Records from a collection
________________
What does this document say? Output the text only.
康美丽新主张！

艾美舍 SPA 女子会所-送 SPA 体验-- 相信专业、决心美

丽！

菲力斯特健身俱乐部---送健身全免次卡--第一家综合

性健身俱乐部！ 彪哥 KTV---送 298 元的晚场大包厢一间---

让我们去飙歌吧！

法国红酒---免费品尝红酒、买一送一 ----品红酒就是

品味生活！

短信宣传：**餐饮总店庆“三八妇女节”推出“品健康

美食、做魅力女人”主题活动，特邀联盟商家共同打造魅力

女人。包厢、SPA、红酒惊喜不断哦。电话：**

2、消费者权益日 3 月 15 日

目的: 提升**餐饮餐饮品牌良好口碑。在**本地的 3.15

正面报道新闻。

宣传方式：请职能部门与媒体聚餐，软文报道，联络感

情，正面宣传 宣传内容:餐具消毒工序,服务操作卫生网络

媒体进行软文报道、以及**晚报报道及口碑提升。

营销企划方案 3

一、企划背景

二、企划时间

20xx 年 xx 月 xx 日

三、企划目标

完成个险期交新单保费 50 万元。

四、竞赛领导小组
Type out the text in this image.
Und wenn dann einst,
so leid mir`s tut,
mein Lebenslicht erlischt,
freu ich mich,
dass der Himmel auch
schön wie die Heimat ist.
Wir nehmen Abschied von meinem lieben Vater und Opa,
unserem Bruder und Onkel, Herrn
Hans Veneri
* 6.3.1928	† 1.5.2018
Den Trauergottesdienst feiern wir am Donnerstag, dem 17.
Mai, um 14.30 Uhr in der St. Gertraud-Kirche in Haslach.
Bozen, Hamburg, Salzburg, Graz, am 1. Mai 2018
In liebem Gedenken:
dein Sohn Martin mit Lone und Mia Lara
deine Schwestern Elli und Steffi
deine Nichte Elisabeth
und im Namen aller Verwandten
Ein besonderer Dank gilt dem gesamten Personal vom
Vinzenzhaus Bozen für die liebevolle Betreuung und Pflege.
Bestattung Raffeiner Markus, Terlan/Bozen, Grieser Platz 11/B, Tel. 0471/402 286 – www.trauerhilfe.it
________________
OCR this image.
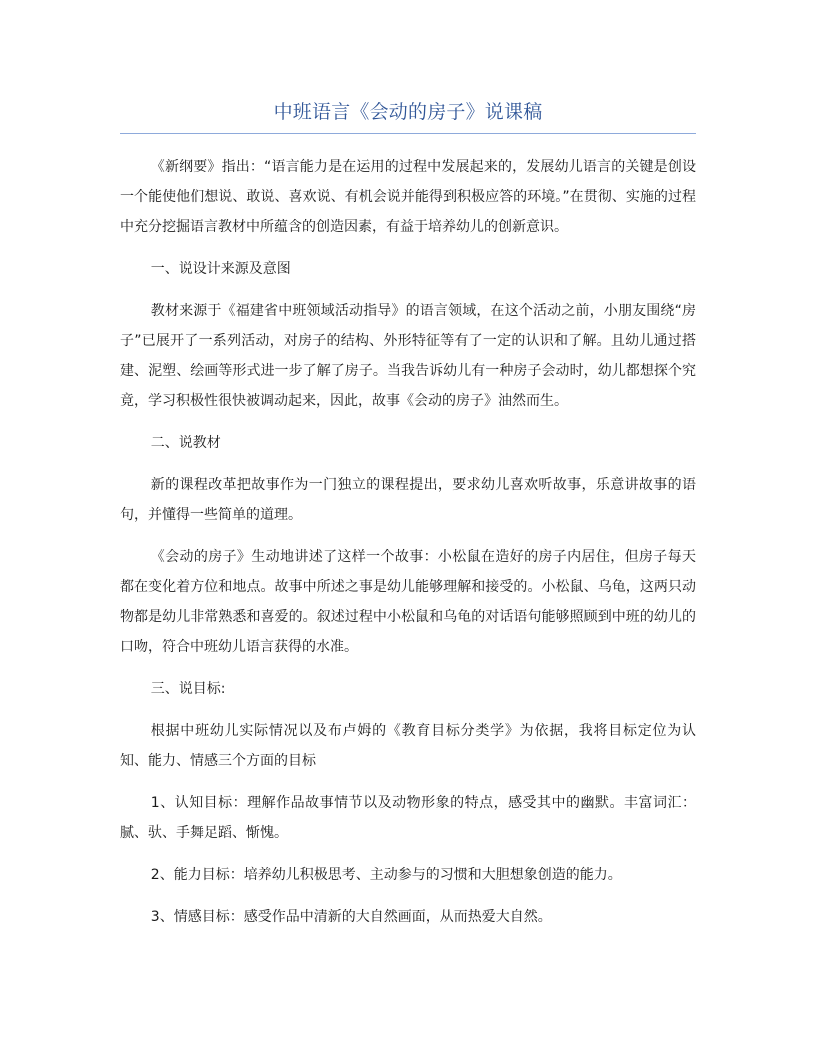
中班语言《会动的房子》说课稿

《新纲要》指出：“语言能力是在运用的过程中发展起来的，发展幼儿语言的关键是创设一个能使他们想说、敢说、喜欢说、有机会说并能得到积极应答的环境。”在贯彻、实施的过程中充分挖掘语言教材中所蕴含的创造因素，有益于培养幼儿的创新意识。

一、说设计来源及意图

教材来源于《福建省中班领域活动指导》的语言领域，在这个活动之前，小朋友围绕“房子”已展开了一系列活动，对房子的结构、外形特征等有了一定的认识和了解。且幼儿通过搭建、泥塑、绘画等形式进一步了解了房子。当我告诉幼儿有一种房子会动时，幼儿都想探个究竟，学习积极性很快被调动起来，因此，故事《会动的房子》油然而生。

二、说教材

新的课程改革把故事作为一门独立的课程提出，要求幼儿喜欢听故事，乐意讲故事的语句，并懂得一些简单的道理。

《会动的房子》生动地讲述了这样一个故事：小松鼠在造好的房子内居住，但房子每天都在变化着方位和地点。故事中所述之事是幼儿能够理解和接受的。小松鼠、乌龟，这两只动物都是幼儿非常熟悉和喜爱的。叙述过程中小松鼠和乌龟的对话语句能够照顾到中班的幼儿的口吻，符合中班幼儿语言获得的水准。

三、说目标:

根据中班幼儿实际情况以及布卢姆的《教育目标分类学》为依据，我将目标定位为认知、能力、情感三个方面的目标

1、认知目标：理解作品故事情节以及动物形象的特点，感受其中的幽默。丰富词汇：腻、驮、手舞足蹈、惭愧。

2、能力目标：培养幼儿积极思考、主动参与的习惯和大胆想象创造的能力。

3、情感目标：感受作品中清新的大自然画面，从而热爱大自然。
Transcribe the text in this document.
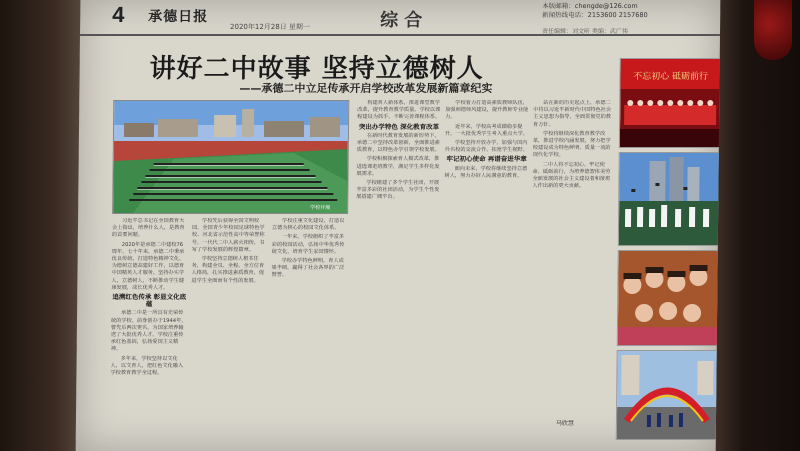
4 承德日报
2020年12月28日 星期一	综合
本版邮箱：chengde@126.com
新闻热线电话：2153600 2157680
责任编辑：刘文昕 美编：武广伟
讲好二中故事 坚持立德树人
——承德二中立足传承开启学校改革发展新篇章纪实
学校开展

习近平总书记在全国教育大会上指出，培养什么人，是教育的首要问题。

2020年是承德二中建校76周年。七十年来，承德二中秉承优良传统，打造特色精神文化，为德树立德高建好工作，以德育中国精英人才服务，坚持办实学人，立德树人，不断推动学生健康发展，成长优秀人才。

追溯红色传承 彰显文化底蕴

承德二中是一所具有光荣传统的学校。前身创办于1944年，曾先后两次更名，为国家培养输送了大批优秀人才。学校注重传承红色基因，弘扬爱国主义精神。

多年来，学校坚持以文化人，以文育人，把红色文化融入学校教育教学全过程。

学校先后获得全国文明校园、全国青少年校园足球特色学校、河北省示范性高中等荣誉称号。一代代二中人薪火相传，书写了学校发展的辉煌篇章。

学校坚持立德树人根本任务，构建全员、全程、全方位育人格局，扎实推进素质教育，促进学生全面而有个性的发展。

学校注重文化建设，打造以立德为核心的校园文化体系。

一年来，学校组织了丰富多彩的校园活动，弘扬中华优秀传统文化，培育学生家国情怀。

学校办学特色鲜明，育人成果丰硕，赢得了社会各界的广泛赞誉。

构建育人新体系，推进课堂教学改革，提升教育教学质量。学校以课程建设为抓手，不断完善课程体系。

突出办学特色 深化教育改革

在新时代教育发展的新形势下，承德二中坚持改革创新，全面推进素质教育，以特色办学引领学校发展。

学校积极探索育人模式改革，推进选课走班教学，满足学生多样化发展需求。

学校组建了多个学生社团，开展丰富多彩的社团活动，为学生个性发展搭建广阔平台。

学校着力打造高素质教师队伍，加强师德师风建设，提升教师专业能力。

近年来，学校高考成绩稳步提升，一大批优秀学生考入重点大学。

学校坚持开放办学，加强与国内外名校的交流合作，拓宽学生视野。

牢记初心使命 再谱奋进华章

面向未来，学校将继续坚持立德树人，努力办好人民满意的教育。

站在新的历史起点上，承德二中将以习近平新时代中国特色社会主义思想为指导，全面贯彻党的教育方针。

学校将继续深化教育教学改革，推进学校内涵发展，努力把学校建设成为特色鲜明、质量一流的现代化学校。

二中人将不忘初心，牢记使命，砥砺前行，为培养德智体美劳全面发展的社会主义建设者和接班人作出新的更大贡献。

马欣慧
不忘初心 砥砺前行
________________
Tally the lines of the records holding the word "砥砺前行", then give only the resulting number.

2